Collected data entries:

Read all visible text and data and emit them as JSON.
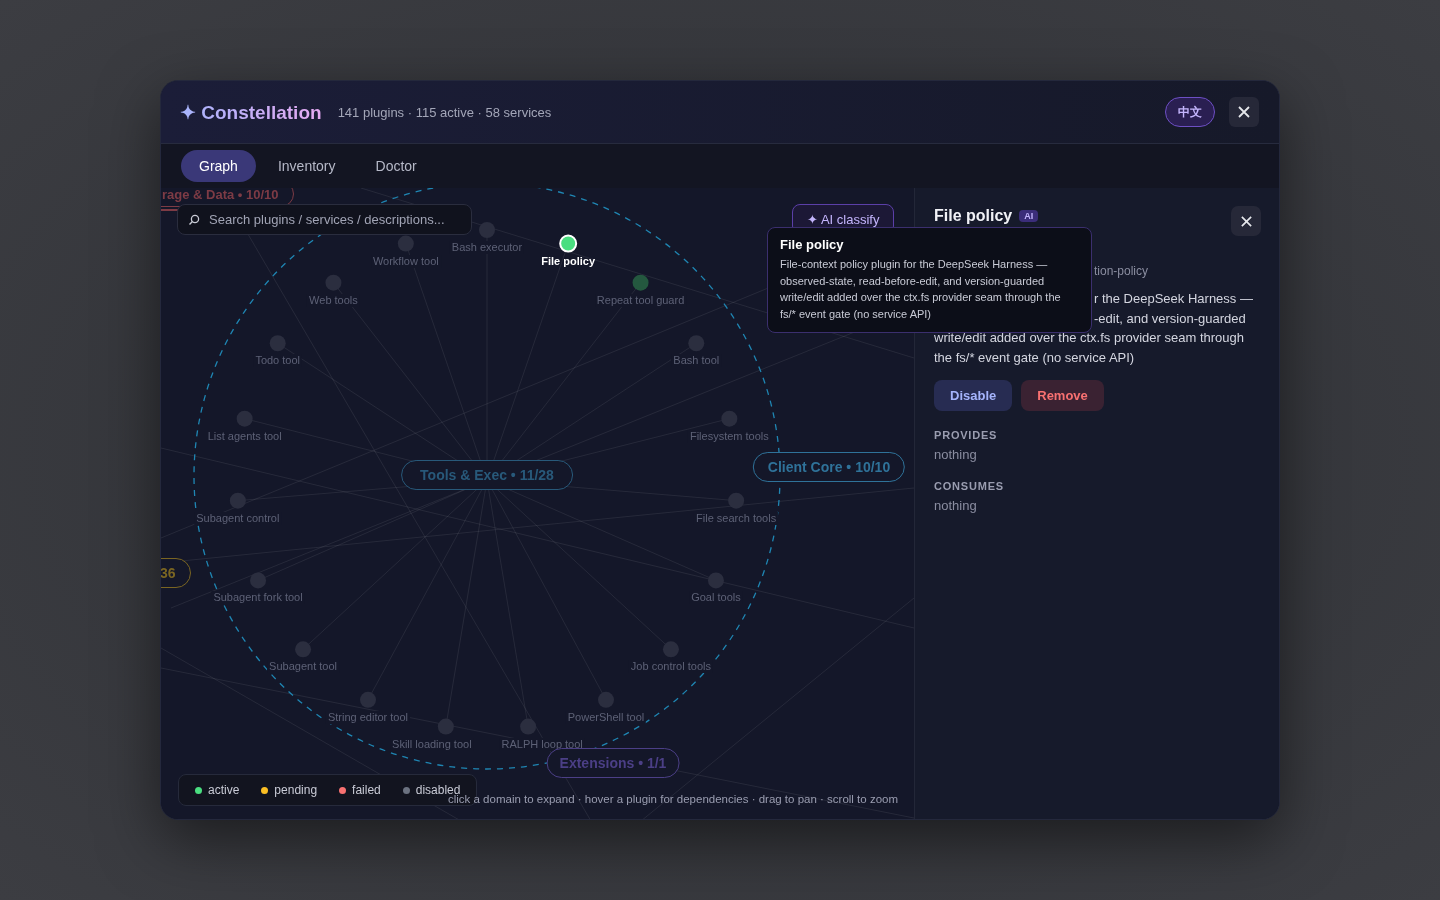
{
  "window": {
    "title": "✦ Constellation",
    "stats": "141 plugins · 115 active · 58 services",
    "language_button": "中文"
  },
  "tabs": [
    {
      "label": "Graph",
      "selected": true
    },
    {
      "label": "Inventory",
      "selected": false
    },
    {
      "label": "Doctor",
      "selected": false
    }
  ],
  "graph": {
    "search": {
      "placeholder": "Search plugins / services / descriptions..."
    },
    "ai_button": "✦ AI classify",
    "domains": [
      {
        "label": "rage & Data • 10/10",
        "color": "#7d3b45",
        "expanded": false
      },
      {
        "label": "Client Core • 10/10",
        "color": "#2f7299",
        "expanded": false
      },
      {
        "label": "Tools & Exec • 11/28",
        "color": "#28597a",
        "expanded": true
      },
      {
        "label": "36",
        "color": "#7a6522",
        "expanded": false
      },
      {
        "label": "Extensions • 1/1",
        "color": "#4b3f86",
        "expanded": false
      }
    ],
    "plugins": [
      {
        "name": "Bash executor",
        "color": "#2b2e3f",
        "dimmed": true
      },
      {
        "name": "Workflow tool",
        "color": "#2b2e3f",
        "dimmed": true
      },
      {
        "name": "File policy",
        "color": "#4ade80",
        "dimmed": false
      },
      {
        "name": "Web tools",
        "color": "#2b2e3f",
        "dimmed": true
      },
      {
        "name": "Repeat tool guard",
        "color": "#24583f",
        "dimmed": true
      },
      {
        "name": "Todo tool",
        "color": "#2b2e3f",
        "dimmed": true
      },
      {
        "name": "Bash tool",
        "color": "#2b2e3f",
        "dimmed": true
      },
      {
        "name": "List agents tool",
        "color": "#2b2e3f",
        "dimmed": true
      },
      {
        "name": "Filesystem tools",
        "color": "#2b2e3f",
        "dimmed": true
      },
      {
        "name": "Subagent control",
        "color": "#2b2e3f",
        "dimmed": true
      },
      {
        "name": "File search tools",
        "color": "#2b2e3f",
        "dimmed": true
      },
      {
        "name": "Subagent fork tool",
        "color": "#2b2e3f",
        "dimmed": true
      },
      {
        "name": "Goal tools",
        "color": "#2b2e3f",
        "dimmed": true
      },
      {
        "name": "Subagent tool",
        "color": "#2b2e3f",
        "dimmed": true
      },
      {
        "name": "Job control tools",
        "color": "#2b2e3f",
        "dimmed": true
      },
      {
        "name": "String editor tool",
        "color": "#2b2e3f",
        "dimmed": true
      },
      {
        "name": "PowerShell tool",
        "color": "#2b2e3f",
        "dimmed": true
      },
      {
        "name": "Skill loading tool",
        "color": "#2b2e3f",
        "dimmed": true
      },
      {
        "name": "RALPH loop tool",
        "color": "#2b2e3f",
        "dimmed": true
      }
    ],
    "legend": [
      {
        "label": "active",
        "color": "#4ade80"
      },
      {
        "label": "pending",
        "color": "#fbbf24"
      },
      {
        "label": "failed",
        "color": "#f87171"
      },
      {
        "label": "disabled",
        "color": "#6b7280"
      }
    ],
    "hint": "click a domain to expand · hover a plugin for dependencies · drag to pan · scroll to zoom"
  },
  "tooltip": {
    "title": "File policy",
    "description": "File-context policy plugin for the DeepSeek Harness — observed-state, read-before-edit, and version-guarded write/edit added over the ctx.fs provider seam through the fs/* event gate (no service API)"
  },
  "detail": {
    "title": "File policy",
    "badge": "AI",
    "id_fragment": "tion-policy",
    "description_lines": [
      {
        "text": "r the DeepSeek Harness —",
        "partial": true
      },
      {
        "text": "-edit, and version-guarded",
        "partial": true
      },
      {
        "text": "write/edit added over the ctx.fs provider seam through",
        "partial": false
      },
      {
        "text": "the fs/* event gate (no service API)",
        "partial": false
      }
    ],
    "buttons": [
      {
        "label": "Disable",
        "kind": "primary"
      },
      {
        "label": "Remove",
        "kind": "danger"
      }
    ],
    "sections": [
      {
        "heading": "PROVIDES",
        "value": "nothing"
      },
      {
        "heading": "CONSUMES",
        "value": "nothing"
      }
    ]
  }
}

TASK DETAILS: State only the number of lines in these entries that contain "policy".

COMPLETE ANSWER: 5